### [EXERCISES]
• A. Rewrite the paragraph of the passage on spatiality that begins "Applied to networks and their ability" as a shorter paragraph that keeps its main facts.
• B. Carry on the passage on spatiality from its last sentence.

### [TEXT PASSAGE]
=-=-=

In current academic parlance, particularly in the humanities and cultural studies, spatiality is an increasingly used but ill-defined foundational term. Spatiality can be defined as any property relating to or occupying space. The flexibility of the concept, as both a noun and an adjective, can be seen in its various uses—to refer to a quality of material space, to call on the power of spatial metaphors, and (at times) to imply that material space and spatial metaphors increasingly are the same. The term spatiality, then, can refer to actual material space and jurisdiction, virtual space, assumptions about the nature of space, and the ways in which everyday experiences of space undermine these same assumptions. The term refers to material spaces and spatial metaphors, often at the same time. Therefore, spatiality, like globalization or hegemony, is an analytical term increasingly made to bear the weight of a substantive term such as space itself. Of particular importance is the rise of the term's popularity at the very moment that networked information technologies, such as the Web and other new media (e.g., virtual reality), give rise to a belief in a parallel or virtual space produced by and dependent on these technologies and the experiences of their users. Authors writing about these technologies have claimed that electronic networks increasingly serve as the organizing concept for the spaces of everyday life.

Applied to networks and their ability to link people globally, spatiality connotes the materiality of space in terms of virtual networks. For example, cyberspace has been argued to possess a quality of spatiality by virtue of its ability to convey to users experiences of immersion and interaction. When used to imply quality, spatiality conveys a sense of its own agency or even jurisdiction, an agency that operates to place an individual within a metaphorical space. The term, therefore, can also act as a metonymic bridge between metaphor and personal experience. Metaphors themselves are inherently spatial forms of written and verbal intellection. Spatiality, used metaphorically to suggest the spatial nature of electronic networks, also implies a spatial quantity that works to support claims that the virtual spaces such networks support are not much different from the material spaces of embodied everyday life.

=-=-=

### [RECORDED DATA]
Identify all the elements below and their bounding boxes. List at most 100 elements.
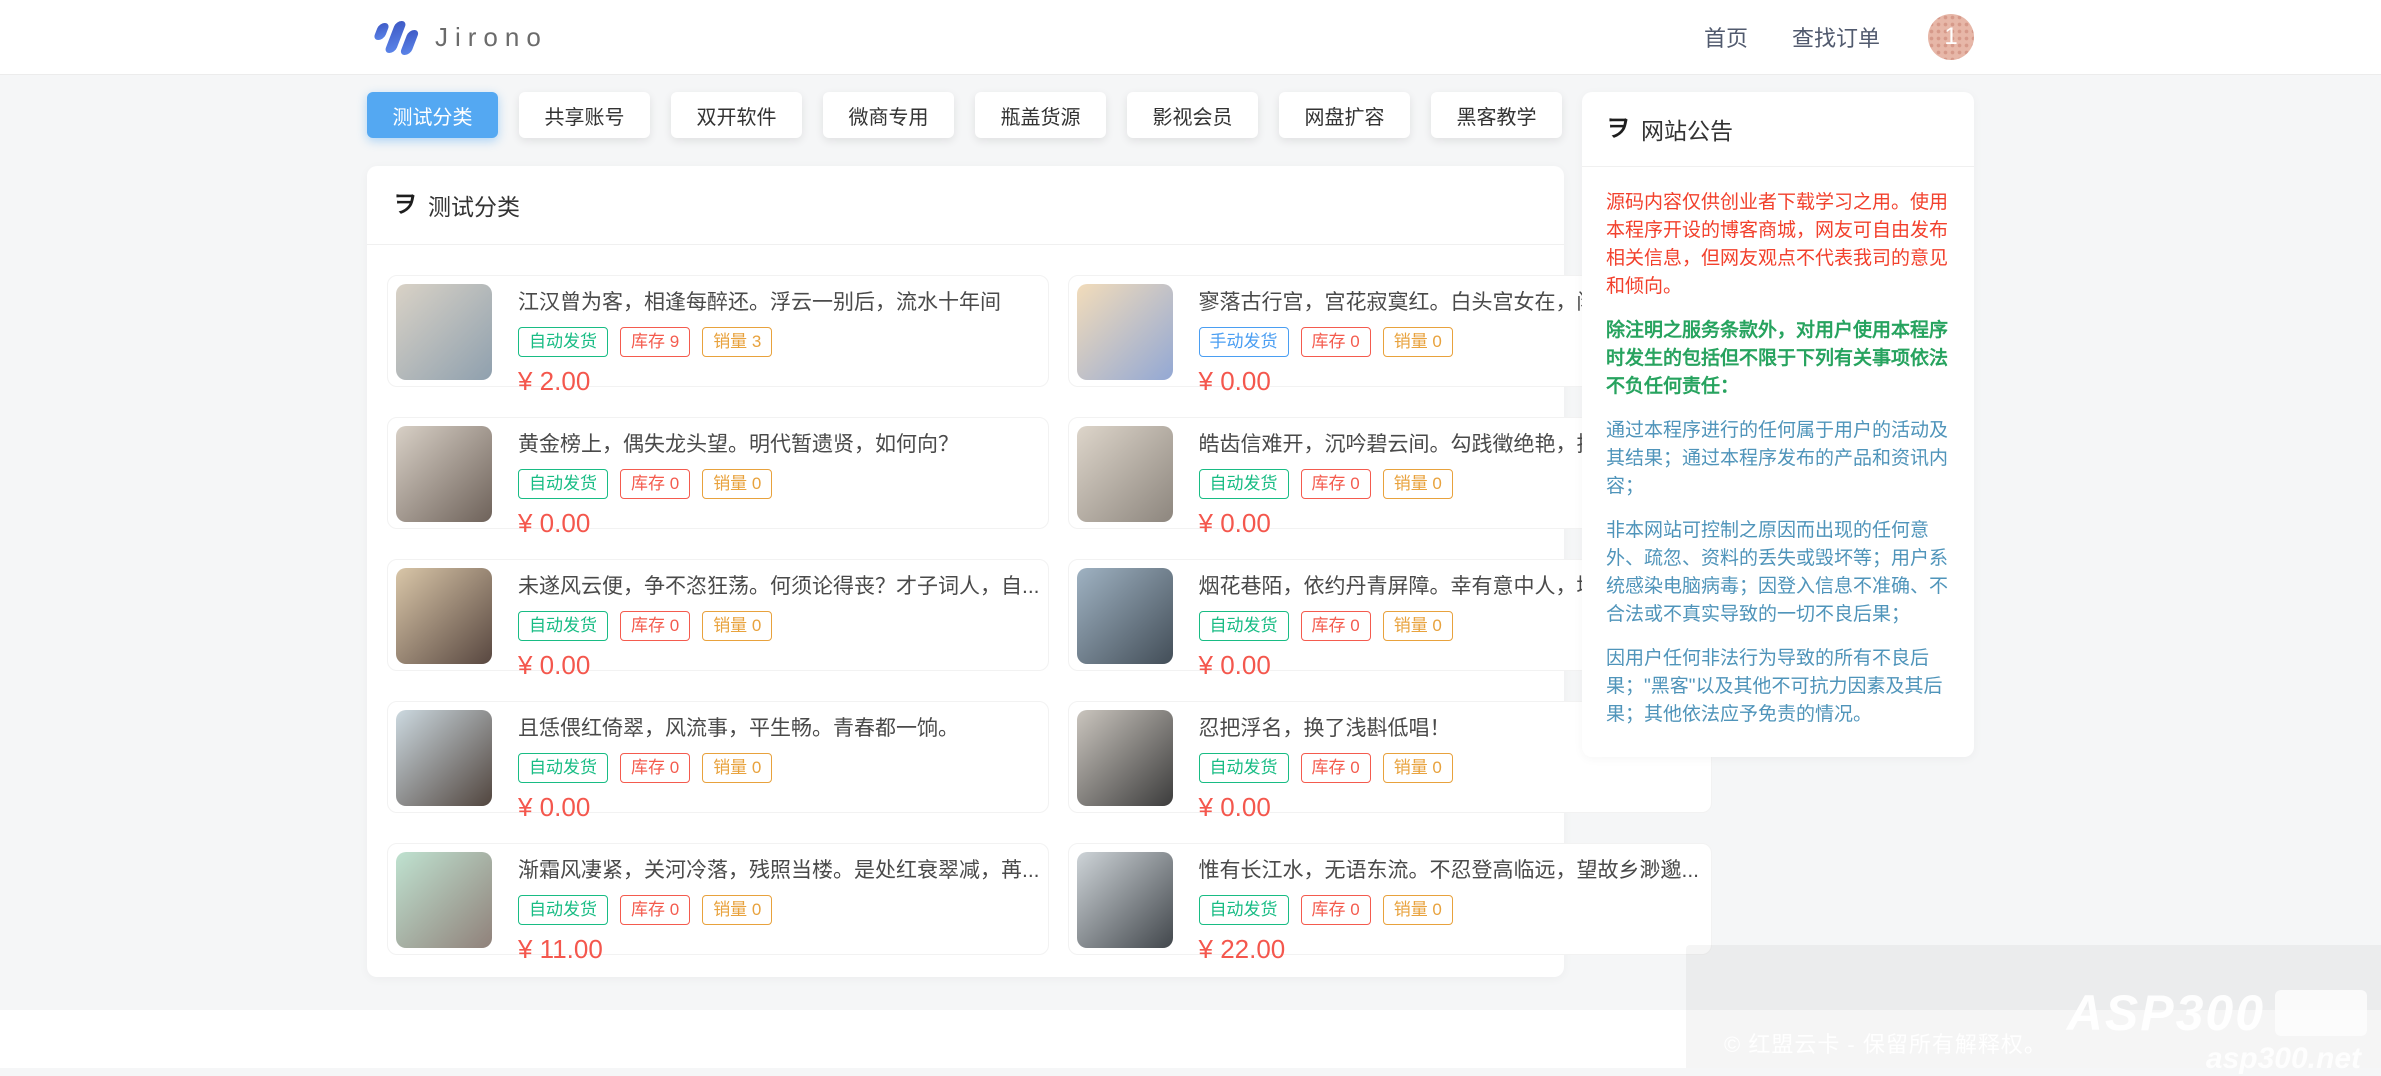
product-thumbnail [396,852,492,948]
main-nav: 首页 查找订单 1 [1660,14,1974,60]
nav-find-order-link[interactable]: 查找订单 [1792,21,1880,53]
delivery-badge: 自动发货 [518,469,608,500]
announcement-paragraph: 非本网站可控制之原因而出现的任何意外、疏忽、资料的丢失或毁坏等；用户系统感染电脑… [1606,520,1949,625]
category-icon: ヲ [393,191,417,218]
watermark-url: asp300.net [2205,1042,2361,1075]
announcement-paragraph: 除注明之服务条款外，对用户使用本程序时发生的包括但不限于下列有关事项依法不负任何… [1606,320,1949,397]
sales-badge: 销量 0 [1382,611,1453,642]
user-avatar[interactable]: 1 [1928,14,1974,60]
announcement-card: ヲ 网站公告 源码内容仅供创业者下载学习之用。使用本程序开设的博客商城，网友可自… [1582,92,1974,757]
product-price: ¥ 0.00 [518,650,591,681]
product-title: 且恁偎红倚翠，风流事，平生畅。青春都一饷。 [518,717,959,740]
product-title: 未遂风云便，争不恣狂荡。何须论得丧？才子词人，自... [518,575,1040,598]
stock-badge: 库存 0 [1300,753,1371,784]
brand[interactable]: Jirono [372,16,548,58]
product-price: ¥ 11.00 [518,934,603,965]
panel-title: 测试分类 [428,194,520,220]
category-tab[interactable]: 共享账号 [519,92,650,138]
announcement-paragraph: 源码内容仅供创业者下载学习之用。使用本程序开设的博客商城，网友可自由发布相关信息… [1606,192,1949,297]
stock-badge: 库存 0 [1300,469,1371,500]
category-tab[interactable]: 网盘扩容 [1279,92,1410,138]
category-tabs: 测试分类 共享账号 双开软件 微商专用 瓶盖货源 影视会员 网盘扩容 黑客教学 [367,92,1564,138]
stock-badge: 库存 0 [1300,895,1371,926]
header: Jirono 首页 查找订单 1 [0,0,2381,75]
product-thumbnail [396,568,492,664]
delivery-badge: 自动发货 [1198,895,1289,926]
brand-logo-icon [372,16,420,58]
brand-name: Jirono [435,21,548,52]
delivery-badge: 自动发货 [518,327,608,358]
product-card[interactable]: 惟有长江水，无语东流。不忍登高临远，望故乡渺邈... 自动发货 库存 0 销量 … [1067,843,1712,964]
product-price: ¥ 0.00 [1198,792,1271,823]
stock-badge: 库存 0 [1300,327,1371,358]
copyright-text: © 红盟云卡 - 保留所有解释权。 [1724,1032,2047,1057]
delivery-badge: 自动发货 [1198,611,1289,642]
product-badges: 自动发货 库存 0 销量 0 [1198,753,1453,784]
announcement-icon: ヲ [1606,115,1630,142]
product-title: 惟有长江水，无语东流。不忍登高临远，望故乡渺邈... [1198,859,1700,882]
sales-badge: 销量 0 [1382,469,1453,500]
product-badges: 自动发货 库存 0 销量 0 [518,469,959,500]
product-price: ¥ 0.00 [518,508,591,539]
category-tab[interactable]: 双开软件 [671,92,802,138]
product-badges: 自动发货 库存 0 销量 0 [518,753,959,784]
avatar-text: 1 [1944,23,1958,50]
delivery-badge: 自动发货 [518,753,608,784]
announcement-header: ヲ 网站公告 [1582,92,1974,167]
announcement-title: 网站公告 [1641,118,1733,144]
content: 测试分类 共享账号 双开软件 微商专用 瓶盖货源 影视会员 网盘扩容 黑客教学 … [367,75,1974,1010]
stock-badge: 库存 0 [1300,611,1371,642]
sales-badge: 销量 0 [1382,327,1453,358]
stock-badge: 库存 0 [620,611,691,642]
stock-badge: 库存 0 [620,895,691,926]
watermark: ASP300 asp300.net [2067,984,2367,1076]
watermark-overlay: © 红盟云卡 - 保留所有解释权。 ASP300 asp300.net [1686,945,2381,1075]
product-info: 江汉曾为客，相逢每醉还。浮云一别后，流水十年间 自动发货 库存 9 销量 3 ¥… [518,284,1001,396]
category-tab[interactable]: 测试分类 [367,92,498,138]
product-price: ¥ 2.00 [518,366,591,397]
product-price: ¥ 22.00 [1198,934,1286,965]
nav-home-link[interactable]: 首页 [1704,21,1748,53]
watermark-badge [2275,990,2367,1036]
main-column: 测试分类 共享账号 双开软件 微商专用 瓶盖货源 影视会员 网盘扩容 黑客教学 … [367,92,1712,977]
category-tab[interactable]: 黑客教学 [1431,92,1562,138]
panel-header: ヲ 测试分类 [367,166,1564,245]
sales-badge: 销量 0 [702,469,773,500]
product-card[interactable]: 未遂风云便，争不恣狂荡。何须论得丧？才子词人，自... 自动发货 库存 0 销量… [387,559,1049,680]
product-title: 黄金榜上，偶失龙头望。明代暂遗贤，如何向？ [518,433,959,456]
product-info: 且恁偎红倚翠，风流事，平生畅。青春都一饷。 自动发货 库存 0 销量 0 ¥ 0… [518,710,959,822]
sales-badge: 销量 0 [702,611,773,642]
product-title: 渐霜风凄紧，关河冷落，残照当楼。是处红衰翠减，苒... [518,859,1040,882]
announcement-paragraph: 通过本程序进行的任何属于用户的活动及其结果；通过本程序发布的产品和资讯内容； [1606,420,1949,497]
product-card[interactable]: 黄金榜上，偶失龙头望。明代暂遗贤，如何向？ 自动发货 库存 0 销量 0 ¥ 0… [387,417,1049,538]
delivery-badge: 自动发货 [518,611,608,642]
product-list: 江汉曾为客，相逢每醉还。浮云一别后，流水十年间 自动发货 库存 9 销量 3 ¥… [367,245,1712,977]
product-card[interactable]: 江汉曾为客，相逢每醉还。浮云一别后，流水十年间 自动发货 库存 9 销量 3 ¥… [387,275,1049,396]
category-tab[interactable]: 微商专用 [823,92,954,138]
sales-badge: 销量 0 [1382,753,1453,784]
sales-badge: 销量 0 [702,753,773,784]
product-thumbnail [1076,710,1173,806]
product-price: ¥ 0.00 [518,792,591,823]
delivery-badge: 自动发货 [1198,753,1289,784]
product-badges: 自动发货 库存 0 销量 0 [518,611,1040,642]
announcement-body: 源码内容仅供创业者下载学习之用。使用本程序开设的博客商城，网友可自由发布相关信息… [1582,167,1974,757]
sales-badge: 销量 0 [702,895,773,926]
product-thumbnail [396,426,492,522]
product-thumbnail [396,710,492,806]
product-info: 渐霜风凄紧，关河冷落，残照当楼。是处红衰翠减，苒... 自动发货 库存 0 销量… [518,852,1040,964]
product-thumbnail [1076,426,1173,522]
product-info: 未遂风云便，争不恣狂荡。何须论得丧？才子词人，自... 自动发货 库存 0 销量… [518,568,1040,680]
product-card[interactable]: 渐霜风凄紧，关河冷落，残照当楼。是处红衰翠减，苒... 自动发货 库存 0 销量… [387,843,1049,964]
category-tab[interactable]: 瓶盖货源 [975,92,1106,138]
sidebar: ヲ 网站公告 源码内容仅供创业者下载学习之用。使用本程序开设的博客商城，网友可自… [1582,92,1974,757]
product-thumbnail [1076,852,1173,948]
watermark-title: ASP300 [2066,985,2265,1041]
product-info: 忍把浮名，换了浅斟低唱！ 自动发货 库存 0 销量 0 ¥ 0.00 [1198,710,1453,822]
category-tab[interactable]: 影视会员 [1127,92,1258,138]
announcement-paragraph: 因用户任何非法行为导致的所有不良后果；"黑客"以及其他不可抗力因素及其后果；其他… [1606,648,1943,725]
product-info: 黄金榜上，偶失龙头望。明代暂遗贤，如何向？ 自动发货 库存 0 销量 0 ¥ 0… [518,426,959,538]
product-thumbnail [1076,568,1173,664]
product-card[interactable]: 且恁偎红倚翠，风流事，平生畅。青春都一饷。 自动发货 库存 0 销量 0 ¥ 0… [387,701,1049,822]
product-title: 江汉曾为客，相逢每醉还。浮云一别后，流水十年间 [518,291,1001,314]
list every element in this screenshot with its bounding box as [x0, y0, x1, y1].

=-=-=

### [PER-TASK ANSWERS]
• A. When applied to global networks, spatiality suggests that virtual networks have material space. Cyberspace, for instance, has been said to have spatiality because it gives users experiences of immersion and interaction. Used as a quality, the term implies its own agency, or even jurisdiction, that places a person within a metaphorical space. It can therefore serve as a metonymic bridge between metaphor and personal experience, and metaphors are themselves spatial forms of thought. Used metaphorically for electronic networks, spatiality also implies a spatial quantity. That quantity supports claims that virtual spaces differ little from the material spaces of embodied everyday life.

• B.
In its meanings as both a quality of space and yet also of space itself, the term, with its allegorical ability to blur material and linguistic practices, may lead to an indistinction or blurring of meanings among metaphors of space, actual spaces, and their different but increasingly interpenetrating jurisdictions unless the writer or speaker is careful to note the specific contexts of use (i.e., the lived, the material, and the conceptual or any combination of these three) each time the term is employed. Although space and experience rely on one another for their meanings, an underconsidered use of the term spatiality introduces the potential to blur meaningful distinctions between the two. For example, spatiality, when used to promote the materiality of virtual space, relies on a widespread understanding that experiences of virtual space are real even though such experiences must necessarily rely on spatial metaphors to assist users in orienting themselves within networks. As in the case with any neologism, the wide array of assumed but potentially conflicting definitions that underlie the contemporary use of the term may lead to an ironic outcome where readers are at a loss to understand what is being argued or the limits to the argument.